# Extracted records

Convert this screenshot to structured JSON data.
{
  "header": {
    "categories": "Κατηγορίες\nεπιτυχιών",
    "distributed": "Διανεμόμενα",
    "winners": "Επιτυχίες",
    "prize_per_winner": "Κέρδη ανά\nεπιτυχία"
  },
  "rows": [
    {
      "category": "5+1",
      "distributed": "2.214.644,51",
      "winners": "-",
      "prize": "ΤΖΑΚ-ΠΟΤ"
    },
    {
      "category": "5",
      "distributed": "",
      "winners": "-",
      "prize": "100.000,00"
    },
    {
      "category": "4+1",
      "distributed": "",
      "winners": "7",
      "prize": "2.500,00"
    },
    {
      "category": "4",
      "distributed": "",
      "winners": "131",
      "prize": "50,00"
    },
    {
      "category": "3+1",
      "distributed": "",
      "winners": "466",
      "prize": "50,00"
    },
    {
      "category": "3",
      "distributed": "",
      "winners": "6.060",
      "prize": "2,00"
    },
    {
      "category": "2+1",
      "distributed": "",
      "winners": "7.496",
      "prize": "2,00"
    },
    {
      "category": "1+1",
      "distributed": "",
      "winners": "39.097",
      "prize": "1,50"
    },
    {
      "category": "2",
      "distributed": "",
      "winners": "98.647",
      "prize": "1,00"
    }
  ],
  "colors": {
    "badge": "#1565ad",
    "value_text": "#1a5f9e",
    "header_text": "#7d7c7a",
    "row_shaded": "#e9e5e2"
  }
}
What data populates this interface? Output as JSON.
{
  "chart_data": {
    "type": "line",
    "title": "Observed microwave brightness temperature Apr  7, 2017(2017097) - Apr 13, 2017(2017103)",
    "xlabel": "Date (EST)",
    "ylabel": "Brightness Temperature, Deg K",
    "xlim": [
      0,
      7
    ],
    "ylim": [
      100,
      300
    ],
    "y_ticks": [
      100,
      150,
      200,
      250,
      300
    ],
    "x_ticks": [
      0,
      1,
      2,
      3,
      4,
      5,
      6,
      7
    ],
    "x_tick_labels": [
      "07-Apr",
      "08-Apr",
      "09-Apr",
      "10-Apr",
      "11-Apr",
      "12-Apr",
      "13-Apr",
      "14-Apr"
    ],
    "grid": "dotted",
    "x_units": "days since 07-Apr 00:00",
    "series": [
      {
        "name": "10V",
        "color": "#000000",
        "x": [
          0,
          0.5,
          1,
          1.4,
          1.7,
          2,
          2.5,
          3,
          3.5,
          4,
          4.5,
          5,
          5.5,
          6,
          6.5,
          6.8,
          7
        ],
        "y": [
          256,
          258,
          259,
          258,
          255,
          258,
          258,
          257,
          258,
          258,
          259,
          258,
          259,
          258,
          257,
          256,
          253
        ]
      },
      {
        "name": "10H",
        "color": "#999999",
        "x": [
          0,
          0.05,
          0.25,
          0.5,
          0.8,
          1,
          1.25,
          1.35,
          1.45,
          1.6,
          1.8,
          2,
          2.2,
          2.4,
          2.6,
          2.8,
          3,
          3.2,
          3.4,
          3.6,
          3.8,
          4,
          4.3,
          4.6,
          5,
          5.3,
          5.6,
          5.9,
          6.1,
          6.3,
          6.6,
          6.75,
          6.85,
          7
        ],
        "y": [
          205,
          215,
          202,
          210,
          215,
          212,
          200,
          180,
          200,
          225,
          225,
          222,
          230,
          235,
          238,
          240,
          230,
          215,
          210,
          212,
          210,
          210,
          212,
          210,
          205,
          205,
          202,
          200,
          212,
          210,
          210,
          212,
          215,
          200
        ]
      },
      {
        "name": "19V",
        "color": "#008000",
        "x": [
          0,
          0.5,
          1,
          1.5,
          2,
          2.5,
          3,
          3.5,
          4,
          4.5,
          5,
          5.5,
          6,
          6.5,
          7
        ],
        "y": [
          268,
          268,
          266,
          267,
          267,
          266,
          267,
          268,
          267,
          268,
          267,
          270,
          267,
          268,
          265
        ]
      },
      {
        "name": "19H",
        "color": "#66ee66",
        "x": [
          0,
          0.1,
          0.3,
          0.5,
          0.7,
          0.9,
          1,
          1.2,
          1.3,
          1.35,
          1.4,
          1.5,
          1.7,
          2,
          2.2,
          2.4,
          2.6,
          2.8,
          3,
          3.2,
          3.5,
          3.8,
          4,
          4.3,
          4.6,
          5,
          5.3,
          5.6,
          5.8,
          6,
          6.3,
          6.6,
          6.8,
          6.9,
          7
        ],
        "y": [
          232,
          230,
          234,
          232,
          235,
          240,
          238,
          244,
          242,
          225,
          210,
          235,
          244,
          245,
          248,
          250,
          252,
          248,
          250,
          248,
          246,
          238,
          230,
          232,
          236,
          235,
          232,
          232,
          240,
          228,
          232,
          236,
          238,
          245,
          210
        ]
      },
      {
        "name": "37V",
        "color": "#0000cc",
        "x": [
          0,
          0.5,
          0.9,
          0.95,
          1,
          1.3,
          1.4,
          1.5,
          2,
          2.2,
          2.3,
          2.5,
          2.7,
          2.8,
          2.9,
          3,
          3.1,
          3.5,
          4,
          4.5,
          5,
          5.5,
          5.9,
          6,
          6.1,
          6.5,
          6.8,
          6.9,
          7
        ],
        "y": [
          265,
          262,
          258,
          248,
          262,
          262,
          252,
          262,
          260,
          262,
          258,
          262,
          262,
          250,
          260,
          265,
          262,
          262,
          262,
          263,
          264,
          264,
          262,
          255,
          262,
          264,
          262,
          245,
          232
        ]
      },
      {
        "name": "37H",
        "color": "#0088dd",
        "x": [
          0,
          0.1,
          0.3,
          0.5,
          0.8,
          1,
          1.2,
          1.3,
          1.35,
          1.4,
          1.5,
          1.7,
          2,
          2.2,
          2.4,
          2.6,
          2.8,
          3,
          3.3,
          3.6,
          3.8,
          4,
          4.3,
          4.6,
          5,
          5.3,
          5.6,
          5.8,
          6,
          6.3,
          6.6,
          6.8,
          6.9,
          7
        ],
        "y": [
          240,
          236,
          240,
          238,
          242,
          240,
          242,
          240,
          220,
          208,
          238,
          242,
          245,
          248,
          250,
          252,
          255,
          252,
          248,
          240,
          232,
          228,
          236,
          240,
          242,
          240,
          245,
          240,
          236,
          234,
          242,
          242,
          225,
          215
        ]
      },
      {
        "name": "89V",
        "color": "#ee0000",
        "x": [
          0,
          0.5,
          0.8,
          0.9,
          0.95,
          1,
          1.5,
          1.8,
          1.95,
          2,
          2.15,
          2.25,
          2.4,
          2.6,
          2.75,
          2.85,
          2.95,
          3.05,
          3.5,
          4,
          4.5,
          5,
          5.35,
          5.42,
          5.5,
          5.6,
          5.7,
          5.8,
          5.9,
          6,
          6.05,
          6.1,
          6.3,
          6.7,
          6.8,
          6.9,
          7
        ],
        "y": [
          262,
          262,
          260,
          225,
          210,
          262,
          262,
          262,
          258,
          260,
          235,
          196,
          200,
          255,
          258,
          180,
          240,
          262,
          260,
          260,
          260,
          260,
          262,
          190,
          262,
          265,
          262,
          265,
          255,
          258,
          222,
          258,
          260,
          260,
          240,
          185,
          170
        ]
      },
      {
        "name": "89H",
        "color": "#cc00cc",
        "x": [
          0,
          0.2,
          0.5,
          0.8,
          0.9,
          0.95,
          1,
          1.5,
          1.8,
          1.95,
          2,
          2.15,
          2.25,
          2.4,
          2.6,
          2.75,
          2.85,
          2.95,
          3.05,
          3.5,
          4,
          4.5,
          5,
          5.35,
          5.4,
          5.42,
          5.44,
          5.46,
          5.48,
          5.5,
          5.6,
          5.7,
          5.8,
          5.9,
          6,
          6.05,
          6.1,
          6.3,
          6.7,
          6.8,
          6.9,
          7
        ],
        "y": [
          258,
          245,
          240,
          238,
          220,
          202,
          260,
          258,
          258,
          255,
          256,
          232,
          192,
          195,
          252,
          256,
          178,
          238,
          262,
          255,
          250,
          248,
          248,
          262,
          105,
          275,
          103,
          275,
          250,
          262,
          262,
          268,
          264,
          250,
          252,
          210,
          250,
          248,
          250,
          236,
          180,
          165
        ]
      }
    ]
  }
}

# Instruction
From the data above, work out how many lines contain the string "JSON" and reply with only the number.

# Response for this exercise
2